[Records in a dataset]
↓↓↓

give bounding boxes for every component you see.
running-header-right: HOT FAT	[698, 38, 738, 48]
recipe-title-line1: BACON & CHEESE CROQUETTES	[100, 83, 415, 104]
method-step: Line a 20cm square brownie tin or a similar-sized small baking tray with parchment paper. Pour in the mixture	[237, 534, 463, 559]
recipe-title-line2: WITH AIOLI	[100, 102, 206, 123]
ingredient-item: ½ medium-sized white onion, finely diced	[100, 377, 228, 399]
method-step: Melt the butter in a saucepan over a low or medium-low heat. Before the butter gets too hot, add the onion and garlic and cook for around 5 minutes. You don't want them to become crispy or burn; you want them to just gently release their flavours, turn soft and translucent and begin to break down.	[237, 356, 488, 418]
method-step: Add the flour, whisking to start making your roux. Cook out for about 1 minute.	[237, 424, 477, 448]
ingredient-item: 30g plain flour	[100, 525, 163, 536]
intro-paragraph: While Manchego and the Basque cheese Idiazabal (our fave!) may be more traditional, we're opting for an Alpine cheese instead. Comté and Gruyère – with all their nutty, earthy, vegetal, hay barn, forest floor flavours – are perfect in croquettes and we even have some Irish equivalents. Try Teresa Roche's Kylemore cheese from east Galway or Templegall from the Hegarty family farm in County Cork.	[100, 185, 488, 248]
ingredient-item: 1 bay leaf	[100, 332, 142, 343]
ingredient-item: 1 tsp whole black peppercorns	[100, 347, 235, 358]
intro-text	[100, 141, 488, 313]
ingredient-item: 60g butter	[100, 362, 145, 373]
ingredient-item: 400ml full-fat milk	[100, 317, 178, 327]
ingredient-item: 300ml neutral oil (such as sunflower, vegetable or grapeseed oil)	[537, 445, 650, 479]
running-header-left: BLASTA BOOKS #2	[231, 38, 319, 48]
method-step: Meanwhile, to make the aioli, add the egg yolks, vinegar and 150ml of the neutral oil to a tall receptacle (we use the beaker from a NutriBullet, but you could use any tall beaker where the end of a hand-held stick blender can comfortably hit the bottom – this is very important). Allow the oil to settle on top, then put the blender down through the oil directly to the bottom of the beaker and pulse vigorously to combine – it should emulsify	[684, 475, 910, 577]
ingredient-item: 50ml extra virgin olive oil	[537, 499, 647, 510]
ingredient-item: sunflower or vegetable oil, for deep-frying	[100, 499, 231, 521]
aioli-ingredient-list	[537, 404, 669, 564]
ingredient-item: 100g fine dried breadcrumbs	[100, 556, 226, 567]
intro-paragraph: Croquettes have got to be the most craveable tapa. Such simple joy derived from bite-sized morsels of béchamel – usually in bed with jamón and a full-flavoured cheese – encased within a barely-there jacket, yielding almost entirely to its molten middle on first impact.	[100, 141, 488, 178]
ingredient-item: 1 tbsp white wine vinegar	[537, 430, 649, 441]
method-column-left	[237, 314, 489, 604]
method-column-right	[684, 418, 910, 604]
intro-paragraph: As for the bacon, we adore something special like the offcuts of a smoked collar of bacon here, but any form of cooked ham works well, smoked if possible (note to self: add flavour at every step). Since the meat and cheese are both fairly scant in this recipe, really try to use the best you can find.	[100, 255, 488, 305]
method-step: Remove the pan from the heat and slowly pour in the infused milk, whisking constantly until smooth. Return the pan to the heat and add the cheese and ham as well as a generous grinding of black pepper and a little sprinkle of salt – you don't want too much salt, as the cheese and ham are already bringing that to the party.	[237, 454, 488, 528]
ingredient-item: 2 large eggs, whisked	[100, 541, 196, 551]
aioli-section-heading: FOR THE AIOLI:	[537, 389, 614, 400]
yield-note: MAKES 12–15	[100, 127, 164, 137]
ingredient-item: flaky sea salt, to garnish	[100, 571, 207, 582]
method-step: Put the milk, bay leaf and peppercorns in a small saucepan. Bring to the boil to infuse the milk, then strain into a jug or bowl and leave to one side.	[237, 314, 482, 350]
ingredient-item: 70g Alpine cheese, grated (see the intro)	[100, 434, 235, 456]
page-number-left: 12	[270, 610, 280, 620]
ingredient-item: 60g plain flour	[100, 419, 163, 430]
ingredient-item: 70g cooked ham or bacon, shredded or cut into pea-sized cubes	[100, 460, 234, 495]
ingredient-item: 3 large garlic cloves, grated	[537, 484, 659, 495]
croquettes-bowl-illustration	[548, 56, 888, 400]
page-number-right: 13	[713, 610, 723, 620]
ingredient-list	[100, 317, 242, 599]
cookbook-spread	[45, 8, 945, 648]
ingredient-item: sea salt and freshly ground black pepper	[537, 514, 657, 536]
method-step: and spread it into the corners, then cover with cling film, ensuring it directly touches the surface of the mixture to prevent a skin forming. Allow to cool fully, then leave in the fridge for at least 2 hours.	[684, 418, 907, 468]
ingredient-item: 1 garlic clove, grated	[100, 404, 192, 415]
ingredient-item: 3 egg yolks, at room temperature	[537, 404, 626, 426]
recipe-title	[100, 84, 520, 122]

↑↑↑

▸ **Direction**
Pull out each row above that contains the word "salt".

▸ **Written solution**
method-step: Remove the pan from the heat and slowly pour in the infused milk, whisking constantly until smooth. Return the pan to the heat and add the cheese and ham as well as a generous grinding of black pepper and a little sprinkle of salt – you don't want too much salt, as the cheese and ham are already bringing that to the party.	[237, 454, 488, 528]
ingredient-item: flaky sea salt, to garnish	[100, 571, 207, 582]
ingredient-item: sea salt and freshly ground black pepper	[537, 514, 657, 536]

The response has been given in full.